Stored data:
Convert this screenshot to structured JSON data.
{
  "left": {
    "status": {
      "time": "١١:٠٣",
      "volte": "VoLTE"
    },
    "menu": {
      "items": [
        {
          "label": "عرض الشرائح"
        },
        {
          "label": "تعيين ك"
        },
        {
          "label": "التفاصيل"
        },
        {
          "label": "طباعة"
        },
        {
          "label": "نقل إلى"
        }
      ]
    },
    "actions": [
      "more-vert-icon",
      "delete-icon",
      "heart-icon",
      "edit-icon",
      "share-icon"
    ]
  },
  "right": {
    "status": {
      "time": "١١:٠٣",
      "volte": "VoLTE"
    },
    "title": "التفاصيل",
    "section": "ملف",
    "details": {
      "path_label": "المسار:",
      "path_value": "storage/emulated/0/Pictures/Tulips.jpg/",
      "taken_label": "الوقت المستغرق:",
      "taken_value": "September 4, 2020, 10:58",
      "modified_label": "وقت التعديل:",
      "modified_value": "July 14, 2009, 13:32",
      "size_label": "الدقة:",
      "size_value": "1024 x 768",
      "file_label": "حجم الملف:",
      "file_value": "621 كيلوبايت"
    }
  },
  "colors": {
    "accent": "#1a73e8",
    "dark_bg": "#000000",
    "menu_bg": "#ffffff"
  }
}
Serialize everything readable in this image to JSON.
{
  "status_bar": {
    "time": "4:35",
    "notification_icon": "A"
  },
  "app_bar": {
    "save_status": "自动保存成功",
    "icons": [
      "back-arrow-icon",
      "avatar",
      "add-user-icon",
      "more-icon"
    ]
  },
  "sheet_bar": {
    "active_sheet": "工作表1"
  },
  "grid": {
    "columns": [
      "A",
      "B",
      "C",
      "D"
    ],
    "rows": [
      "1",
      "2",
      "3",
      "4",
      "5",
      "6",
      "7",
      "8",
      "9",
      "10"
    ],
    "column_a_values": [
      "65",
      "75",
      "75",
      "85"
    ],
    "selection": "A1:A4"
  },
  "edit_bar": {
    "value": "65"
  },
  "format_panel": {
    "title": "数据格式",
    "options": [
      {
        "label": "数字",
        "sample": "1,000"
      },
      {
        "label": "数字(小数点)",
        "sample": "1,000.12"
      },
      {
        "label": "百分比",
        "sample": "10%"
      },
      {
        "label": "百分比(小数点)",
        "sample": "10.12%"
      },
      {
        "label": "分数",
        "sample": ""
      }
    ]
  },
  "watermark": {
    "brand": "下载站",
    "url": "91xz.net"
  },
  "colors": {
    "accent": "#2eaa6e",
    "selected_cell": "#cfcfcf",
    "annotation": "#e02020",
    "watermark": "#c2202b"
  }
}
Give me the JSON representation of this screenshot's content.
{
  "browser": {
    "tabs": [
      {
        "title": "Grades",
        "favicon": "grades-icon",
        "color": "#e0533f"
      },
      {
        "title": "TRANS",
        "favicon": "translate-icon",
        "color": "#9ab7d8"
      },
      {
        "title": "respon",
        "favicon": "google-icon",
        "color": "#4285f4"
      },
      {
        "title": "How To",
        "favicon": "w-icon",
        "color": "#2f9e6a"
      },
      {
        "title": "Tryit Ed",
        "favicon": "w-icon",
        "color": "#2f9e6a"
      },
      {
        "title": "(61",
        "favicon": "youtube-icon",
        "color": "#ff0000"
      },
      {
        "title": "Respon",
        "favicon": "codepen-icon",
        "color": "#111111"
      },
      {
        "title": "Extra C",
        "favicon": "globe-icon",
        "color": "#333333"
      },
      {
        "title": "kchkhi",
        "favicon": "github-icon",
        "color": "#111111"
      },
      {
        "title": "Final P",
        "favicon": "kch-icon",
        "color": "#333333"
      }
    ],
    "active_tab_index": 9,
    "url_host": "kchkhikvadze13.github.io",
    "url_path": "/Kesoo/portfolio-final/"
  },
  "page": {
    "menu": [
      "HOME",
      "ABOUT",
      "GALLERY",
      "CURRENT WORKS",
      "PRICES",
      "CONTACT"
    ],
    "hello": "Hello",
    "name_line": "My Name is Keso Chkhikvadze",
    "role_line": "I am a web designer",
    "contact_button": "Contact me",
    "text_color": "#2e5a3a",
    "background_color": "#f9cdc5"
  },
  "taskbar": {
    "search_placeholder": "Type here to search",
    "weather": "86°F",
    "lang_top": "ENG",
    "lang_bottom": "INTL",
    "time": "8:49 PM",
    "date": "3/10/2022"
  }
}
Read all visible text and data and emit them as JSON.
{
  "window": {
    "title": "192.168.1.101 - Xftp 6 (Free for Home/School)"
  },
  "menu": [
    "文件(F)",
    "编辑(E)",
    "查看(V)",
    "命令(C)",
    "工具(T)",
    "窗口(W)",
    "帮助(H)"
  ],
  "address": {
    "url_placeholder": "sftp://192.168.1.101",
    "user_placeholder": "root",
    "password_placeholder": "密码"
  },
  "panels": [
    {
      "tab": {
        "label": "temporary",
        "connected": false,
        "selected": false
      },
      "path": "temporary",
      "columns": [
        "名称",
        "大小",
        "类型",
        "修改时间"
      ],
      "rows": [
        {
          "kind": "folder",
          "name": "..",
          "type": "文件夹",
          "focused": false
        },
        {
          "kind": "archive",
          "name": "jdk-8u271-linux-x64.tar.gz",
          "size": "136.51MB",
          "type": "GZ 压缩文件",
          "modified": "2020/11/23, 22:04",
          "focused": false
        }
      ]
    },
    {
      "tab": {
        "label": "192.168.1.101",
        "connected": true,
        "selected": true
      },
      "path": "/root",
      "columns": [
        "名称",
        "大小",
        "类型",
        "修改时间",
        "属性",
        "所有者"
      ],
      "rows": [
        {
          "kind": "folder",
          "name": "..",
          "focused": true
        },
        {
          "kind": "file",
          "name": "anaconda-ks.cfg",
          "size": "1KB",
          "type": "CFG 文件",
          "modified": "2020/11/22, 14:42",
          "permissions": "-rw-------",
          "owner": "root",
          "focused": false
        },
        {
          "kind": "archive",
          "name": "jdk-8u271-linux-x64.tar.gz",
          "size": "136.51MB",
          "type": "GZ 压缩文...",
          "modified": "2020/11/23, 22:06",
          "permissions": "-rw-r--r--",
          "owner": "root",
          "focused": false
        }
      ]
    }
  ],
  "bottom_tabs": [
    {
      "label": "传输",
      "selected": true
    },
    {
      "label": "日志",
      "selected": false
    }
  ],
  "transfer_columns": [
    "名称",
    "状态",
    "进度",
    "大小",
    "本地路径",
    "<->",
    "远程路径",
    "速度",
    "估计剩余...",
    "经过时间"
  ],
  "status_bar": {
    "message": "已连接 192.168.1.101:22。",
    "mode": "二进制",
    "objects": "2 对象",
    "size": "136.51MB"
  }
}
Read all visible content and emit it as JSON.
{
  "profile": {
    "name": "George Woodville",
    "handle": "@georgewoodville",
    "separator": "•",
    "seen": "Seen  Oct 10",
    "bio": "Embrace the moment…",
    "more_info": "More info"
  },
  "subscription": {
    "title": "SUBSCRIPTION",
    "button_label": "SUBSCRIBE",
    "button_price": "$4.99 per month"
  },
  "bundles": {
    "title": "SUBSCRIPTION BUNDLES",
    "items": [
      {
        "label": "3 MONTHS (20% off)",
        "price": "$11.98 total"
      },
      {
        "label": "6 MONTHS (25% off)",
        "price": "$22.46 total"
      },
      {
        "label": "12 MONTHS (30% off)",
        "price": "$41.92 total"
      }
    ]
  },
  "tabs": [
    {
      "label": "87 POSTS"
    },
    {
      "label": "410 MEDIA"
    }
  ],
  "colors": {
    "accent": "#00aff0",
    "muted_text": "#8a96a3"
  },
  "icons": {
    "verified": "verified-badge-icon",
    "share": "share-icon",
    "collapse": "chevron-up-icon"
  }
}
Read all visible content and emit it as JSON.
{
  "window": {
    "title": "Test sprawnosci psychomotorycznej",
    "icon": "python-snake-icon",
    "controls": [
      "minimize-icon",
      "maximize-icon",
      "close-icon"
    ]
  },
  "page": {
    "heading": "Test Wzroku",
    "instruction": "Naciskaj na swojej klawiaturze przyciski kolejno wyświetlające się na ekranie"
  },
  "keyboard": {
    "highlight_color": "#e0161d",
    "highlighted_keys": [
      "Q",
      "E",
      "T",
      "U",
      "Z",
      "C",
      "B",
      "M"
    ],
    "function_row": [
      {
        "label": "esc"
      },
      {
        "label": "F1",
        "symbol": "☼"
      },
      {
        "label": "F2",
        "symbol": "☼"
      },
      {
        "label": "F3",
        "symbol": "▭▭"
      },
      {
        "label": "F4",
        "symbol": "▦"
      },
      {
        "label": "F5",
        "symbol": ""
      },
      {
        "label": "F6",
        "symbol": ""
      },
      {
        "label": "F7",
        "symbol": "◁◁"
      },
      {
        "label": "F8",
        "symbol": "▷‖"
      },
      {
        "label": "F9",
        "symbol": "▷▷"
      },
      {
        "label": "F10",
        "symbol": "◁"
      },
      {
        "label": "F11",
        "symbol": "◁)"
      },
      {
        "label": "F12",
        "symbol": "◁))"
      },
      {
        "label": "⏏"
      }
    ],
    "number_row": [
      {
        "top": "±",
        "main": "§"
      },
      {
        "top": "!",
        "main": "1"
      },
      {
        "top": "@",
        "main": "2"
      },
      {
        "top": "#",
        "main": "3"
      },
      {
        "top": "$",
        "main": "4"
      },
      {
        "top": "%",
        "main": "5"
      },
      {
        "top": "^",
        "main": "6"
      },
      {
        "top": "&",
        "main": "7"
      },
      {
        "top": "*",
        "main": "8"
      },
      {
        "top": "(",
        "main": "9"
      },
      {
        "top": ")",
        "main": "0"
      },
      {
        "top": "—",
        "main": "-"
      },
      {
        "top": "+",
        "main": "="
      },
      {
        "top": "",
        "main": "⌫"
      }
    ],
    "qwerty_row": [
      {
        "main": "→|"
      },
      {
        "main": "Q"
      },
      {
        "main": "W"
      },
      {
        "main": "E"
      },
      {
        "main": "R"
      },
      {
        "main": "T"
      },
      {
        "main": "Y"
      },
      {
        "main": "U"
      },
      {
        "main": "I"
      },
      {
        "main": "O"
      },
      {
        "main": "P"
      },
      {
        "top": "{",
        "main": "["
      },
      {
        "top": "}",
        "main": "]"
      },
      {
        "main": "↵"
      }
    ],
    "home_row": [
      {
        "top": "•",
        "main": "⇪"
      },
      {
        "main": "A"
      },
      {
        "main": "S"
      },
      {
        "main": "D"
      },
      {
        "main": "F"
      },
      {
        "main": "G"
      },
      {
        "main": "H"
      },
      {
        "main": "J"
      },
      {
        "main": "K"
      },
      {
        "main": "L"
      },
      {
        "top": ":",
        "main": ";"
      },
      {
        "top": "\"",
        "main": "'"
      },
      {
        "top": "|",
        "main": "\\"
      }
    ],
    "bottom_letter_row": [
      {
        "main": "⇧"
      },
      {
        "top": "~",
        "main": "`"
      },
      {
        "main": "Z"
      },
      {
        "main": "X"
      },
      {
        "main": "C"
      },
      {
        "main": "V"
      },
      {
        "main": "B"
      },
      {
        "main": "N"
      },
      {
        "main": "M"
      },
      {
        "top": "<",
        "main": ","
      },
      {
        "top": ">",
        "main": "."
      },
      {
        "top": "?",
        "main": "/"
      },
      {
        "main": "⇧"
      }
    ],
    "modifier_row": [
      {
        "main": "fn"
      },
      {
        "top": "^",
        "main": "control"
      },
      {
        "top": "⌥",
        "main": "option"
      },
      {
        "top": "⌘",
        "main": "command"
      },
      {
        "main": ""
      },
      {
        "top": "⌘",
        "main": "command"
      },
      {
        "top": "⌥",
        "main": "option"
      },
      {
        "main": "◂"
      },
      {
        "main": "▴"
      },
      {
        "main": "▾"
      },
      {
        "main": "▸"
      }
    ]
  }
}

PROBLEM TO WORK ON: Of the lines in this material, state how many hold the string "true". Write no other words.

ANSWER IN FULL: 4